* **Directive**
Search the data below for the string "this". Extract every line that contains it.

>> Begin Dataset entries

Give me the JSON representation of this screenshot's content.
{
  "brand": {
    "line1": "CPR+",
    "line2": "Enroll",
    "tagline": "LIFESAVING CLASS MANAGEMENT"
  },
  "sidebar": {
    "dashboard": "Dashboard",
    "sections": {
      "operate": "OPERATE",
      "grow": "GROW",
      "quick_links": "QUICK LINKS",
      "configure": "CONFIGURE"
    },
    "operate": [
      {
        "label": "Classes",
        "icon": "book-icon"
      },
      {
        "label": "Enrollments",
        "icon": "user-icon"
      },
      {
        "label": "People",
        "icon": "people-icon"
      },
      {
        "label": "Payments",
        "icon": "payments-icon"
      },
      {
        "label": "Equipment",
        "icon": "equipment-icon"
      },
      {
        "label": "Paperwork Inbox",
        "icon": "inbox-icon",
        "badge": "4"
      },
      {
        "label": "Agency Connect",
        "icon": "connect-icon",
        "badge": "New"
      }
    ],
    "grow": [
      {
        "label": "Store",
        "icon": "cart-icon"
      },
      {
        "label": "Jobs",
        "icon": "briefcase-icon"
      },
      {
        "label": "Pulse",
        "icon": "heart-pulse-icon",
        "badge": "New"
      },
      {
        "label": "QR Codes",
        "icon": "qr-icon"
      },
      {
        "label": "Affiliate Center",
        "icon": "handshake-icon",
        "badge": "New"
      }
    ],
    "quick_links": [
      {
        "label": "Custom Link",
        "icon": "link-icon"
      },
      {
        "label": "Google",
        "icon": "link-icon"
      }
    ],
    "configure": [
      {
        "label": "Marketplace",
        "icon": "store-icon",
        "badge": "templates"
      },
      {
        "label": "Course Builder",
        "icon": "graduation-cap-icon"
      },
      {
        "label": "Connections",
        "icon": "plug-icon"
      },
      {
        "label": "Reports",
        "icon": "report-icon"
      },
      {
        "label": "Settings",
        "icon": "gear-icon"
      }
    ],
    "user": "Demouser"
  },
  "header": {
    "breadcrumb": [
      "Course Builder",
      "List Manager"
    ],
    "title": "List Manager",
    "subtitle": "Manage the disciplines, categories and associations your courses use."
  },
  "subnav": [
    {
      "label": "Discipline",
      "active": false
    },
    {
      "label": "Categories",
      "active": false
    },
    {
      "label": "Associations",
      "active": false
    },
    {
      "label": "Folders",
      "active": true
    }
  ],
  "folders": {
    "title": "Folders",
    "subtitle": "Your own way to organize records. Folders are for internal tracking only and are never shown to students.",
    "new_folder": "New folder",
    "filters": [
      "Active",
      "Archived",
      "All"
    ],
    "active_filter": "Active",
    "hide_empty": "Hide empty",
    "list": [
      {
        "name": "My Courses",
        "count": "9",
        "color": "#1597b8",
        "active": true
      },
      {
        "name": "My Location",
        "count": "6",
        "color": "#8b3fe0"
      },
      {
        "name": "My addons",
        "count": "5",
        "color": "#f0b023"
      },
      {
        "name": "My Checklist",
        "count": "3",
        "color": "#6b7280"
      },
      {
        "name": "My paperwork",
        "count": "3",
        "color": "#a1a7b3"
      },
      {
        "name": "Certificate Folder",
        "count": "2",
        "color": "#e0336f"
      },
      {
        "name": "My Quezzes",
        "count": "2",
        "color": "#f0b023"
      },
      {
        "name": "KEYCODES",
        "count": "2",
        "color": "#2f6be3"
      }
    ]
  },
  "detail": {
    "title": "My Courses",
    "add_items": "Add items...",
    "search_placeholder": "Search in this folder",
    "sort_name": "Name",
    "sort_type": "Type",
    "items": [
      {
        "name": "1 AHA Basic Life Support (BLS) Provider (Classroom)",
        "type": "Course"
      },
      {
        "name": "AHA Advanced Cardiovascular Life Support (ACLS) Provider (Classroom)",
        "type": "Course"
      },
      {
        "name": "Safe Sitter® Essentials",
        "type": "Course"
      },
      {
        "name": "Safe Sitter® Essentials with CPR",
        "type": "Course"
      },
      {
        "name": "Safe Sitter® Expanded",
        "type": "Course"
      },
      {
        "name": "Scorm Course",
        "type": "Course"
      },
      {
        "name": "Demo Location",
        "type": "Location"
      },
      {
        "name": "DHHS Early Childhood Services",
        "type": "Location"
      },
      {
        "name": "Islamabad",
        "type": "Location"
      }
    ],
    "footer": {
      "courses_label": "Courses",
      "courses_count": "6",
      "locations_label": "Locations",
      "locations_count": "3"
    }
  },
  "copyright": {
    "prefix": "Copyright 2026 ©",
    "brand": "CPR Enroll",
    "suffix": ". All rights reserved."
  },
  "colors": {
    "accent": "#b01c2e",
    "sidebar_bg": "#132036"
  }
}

>> End Dataset entries

* **Right answer**
Give me the JSON representation of this screenshot's content.
    "search_placeholder": "Search in this folder",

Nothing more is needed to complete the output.